SET TASK:
According to the compiler bug thread below, which build was used to verify the fix for 3.5M1?

Re: 1. Problem is located in Main#getBatchRequestor(...) where it treats proceedOnError = false mode as a condition to abort on first file with errors. This is stricter than it should be. It should only record the fact there were some errors, and let it continue. I also checked that the IErrorHandlingPolicy used by batch compiler allows to accumulate all errors as well.
Created attachment 106243 [details] Proposed patch for (1) This allows the batch compiler to process all files in queue, and only exit at the very end; instead of in the middle, with more or less errors detected up to that point.
Stephan - could you apply the patch to 3.4.0 and assess whether this does you some good ? I believe (2) would be a separate request if we were to support parallel unit processing, which isn't the case right now (i.e. this bug could be closed independantly)
(In reply to comment #17) > Stephan - could you apply the patch to 3.4.0 and assess whether this does you > some good ? Yes, judging from one run of our test-suite without the single thread switch all expected errors are actually reported.
Wondering if the simple patch couldn't be released for 3.4.1. Any client to the batch compiler may be seeing this issue as a regression over 3.3.
Candidating for 3.4.1
Talking with Kent, we may not want to inject it in 3.4 maintenance at this point.
Olivier - Could you please release this patch into HEAD (3.5) with regression tests ?
I cannot write a regression test as is since the modified code is not run when inside the test harness because we don't want to exit once the compiler is done. So I'll simply release the patch. Verification should be done by looking at the source code.
Verified for 3.5M1 using I20080805-1307

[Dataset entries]

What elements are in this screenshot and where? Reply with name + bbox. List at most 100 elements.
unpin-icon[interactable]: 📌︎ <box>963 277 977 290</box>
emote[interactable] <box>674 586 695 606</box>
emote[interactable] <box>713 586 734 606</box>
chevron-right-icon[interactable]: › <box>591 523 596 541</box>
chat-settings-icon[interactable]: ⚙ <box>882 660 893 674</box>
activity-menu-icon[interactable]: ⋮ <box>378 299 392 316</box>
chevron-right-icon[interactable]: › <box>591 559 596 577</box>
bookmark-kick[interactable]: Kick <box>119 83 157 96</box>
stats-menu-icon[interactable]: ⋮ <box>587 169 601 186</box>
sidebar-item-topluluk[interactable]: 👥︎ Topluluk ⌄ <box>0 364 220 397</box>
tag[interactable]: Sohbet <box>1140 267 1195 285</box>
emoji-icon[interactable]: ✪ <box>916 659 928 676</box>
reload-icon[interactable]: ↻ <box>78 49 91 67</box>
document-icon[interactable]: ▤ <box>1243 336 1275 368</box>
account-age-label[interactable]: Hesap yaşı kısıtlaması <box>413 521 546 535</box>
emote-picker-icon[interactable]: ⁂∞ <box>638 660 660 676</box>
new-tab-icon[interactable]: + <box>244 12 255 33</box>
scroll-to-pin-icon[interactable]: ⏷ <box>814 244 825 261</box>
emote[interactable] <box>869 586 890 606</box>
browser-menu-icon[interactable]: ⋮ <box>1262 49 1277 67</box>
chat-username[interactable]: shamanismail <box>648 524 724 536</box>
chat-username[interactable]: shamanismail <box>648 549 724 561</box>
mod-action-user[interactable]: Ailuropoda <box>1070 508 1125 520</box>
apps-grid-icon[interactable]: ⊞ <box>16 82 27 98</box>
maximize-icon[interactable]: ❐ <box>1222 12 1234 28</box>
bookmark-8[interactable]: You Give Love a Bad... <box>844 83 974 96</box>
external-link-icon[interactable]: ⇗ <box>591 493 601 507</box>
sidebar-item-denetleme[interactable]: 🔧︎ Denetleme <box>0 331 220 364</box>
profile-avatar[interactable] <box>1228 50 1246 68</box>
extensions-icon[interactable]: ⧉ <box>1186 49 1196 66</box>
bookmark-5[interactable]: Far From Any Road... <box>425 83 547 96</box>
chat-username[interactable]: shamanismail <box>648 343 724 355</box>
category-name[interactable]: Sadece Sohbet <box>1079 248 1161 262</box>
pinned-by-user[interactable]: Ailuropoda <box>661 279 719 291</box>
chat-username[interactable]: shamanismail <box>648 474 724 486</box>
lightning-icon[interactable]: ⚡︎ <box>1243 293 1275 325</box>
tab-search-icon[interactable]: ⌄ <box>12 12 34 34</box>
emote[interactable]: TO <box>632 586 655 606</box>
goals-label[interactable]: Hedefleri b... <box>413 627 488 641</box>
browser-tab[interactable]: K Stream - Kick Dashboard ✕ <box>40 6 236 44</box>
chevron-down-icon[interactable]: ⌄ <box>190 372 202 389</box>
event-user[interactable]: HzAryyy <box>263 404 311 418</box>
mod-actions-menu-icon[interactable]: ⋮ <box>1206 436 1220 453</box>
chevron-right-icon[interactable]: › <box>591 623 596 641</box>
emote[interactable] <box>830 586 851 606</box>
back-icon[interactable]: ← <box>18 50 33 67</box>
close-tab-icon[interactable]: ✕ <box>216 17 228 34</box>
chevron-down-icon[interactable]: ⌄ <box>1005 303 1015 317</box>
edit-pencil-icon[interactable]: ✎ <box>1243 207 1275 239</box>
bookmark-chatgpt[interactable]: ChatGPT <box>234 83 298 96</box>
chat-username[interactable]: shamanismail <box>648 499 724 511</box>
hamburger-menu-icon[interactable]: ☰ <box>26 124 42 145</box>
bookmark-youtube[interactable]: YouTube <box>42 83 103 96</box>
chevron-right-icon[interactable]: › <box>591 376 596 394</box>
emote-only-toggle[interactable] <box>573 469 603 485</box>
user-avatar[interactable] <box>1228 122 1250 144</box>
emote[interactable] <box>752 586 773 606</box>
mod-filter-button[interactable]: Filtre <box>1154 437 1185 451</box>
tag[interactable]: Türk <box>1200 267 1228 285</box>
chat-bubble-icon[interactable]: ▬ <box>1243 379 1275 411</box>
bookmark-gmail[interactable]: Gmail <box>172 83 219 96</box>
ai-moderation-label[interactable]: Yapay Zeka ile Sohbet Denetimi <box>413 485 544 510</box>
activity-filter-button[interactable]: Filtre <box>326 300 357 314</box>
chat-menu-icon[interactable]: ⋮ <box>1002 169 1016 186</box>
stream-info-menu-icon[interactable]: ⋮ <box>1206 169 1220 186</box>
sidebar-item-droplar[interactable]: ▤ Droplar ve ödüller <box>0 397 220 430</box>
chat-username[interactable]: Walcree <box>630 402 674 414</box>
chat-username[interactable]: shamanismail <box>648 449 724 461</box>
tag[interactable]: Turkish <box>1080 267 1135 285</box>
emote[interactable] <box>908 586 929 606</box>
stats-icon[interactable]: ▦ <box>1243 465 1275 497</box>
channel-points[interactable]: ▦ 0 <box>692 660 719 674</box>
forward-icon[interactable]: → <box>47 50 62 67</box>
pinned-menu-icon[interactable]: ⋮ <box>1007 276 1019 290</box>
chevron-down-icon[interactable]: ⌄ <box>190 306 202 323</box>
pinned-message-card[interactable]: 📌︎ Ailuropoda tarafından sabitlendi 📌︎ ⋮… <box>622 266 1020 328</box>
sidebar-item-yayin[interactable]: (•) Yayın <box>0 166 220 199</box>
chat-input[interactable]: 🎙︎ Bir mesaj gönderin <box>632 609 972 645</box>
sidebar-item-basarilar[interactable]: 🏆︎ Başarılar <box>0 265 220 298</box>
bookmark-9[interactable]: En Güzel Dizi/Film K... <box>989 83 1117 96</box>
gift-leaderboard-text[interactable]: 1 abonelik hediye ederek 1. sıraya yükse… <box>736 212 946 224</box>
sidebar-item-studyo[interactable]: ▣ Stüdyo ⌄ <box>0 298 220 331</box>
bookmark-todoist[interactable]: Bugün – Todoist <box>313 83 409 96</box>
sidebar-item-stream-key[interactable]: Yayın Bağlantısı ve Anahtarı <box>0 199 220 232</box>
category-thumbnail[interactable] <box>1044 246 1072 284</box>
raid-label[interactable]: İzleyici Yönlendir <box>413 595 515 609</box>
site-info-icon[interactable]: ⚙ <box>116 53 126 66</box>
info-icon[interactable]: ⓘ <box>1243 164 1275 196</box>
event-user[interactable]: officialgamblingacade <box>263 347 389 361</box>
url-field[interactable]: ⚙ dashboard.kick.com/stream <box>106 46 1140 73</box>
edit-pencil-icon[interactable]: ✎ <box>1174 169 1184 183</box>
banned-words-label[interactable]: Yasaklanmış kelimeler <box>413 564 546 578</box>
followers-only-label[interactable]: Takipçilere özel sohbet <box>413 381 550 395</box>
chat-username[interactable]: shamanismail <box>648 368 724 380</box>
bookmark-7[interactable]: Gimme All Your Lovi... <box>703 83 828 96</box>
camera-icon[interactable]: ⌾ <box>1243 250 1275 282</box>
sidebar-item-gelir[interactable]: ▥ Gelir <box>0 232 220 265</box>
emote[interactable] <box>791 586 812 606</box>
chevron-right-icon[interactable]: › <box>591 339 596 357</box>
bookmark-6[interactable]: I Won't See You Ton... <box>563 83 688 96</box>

ANSWER IN FULL:
I20080805-1307